Saved entries
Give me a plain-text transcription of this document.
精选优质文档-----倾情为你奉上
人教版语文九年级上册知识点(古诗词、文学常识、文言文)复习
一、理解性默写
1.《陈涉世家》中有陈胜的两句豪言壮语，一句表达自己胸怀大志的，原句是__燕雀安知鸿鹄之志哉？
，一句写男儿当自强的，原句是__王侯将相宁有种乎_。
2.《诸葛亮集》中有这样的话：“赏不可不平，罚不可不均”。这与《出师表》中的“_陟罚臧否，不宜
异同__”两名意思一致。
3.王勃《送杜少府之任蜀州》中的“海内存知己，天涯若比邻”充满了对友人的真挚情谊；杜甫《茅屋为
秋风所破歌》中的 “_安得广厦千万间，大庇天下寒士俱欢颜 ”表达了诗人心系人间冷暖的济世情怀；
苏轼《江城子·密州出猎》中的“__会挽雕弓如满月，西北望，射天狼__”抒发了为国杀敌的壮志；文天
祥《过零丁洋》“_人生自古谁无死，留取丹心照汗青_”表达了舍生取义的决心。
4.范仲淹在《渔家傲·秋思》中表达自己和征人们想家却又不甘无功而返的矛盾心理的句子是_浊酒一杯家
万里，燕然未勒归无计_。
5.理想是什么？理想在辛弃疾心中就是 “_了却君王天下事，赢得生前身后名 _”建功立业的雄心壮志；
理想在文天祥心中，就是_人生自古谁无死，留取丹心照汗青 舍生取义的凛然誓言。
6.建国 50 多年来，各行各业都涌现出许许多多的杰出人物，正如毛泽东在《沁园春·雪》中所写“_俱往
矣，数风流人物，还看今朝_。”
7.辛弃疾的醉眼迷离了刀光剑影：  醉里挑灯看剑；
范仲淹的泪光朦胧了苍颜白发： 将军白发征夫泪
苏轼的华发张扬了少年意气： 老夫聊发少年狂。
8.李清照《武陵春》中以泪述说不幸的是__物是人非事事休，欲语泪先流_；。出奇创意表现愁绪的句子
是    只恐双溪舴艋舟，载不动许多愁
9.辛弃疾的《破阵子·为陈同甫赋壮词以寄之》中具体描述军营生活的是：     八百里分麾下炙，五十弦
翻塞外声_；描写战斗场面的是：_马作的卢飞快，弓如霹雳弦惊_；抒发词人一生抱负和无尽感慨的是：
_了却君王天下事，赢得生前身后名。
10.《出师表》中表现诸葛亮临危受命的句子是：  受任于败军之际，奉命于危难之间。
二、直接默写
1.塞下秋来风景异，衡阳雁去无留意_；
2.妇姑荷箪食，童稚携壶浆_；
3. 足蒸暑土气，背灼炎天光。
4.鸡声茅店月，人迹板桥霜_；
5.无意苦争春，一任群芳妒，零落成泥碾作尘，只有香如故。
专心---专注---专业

• Requirements
Reproduce each line holding the word "赢得生前身后名".

• Worked answer
5.理想是什么？理想在辛弃疾心中就是 “_了却君王天下事，赢得生前身后名 _”建功立业的雄心壮志；
_了却君王天下事，赢得生前身后名。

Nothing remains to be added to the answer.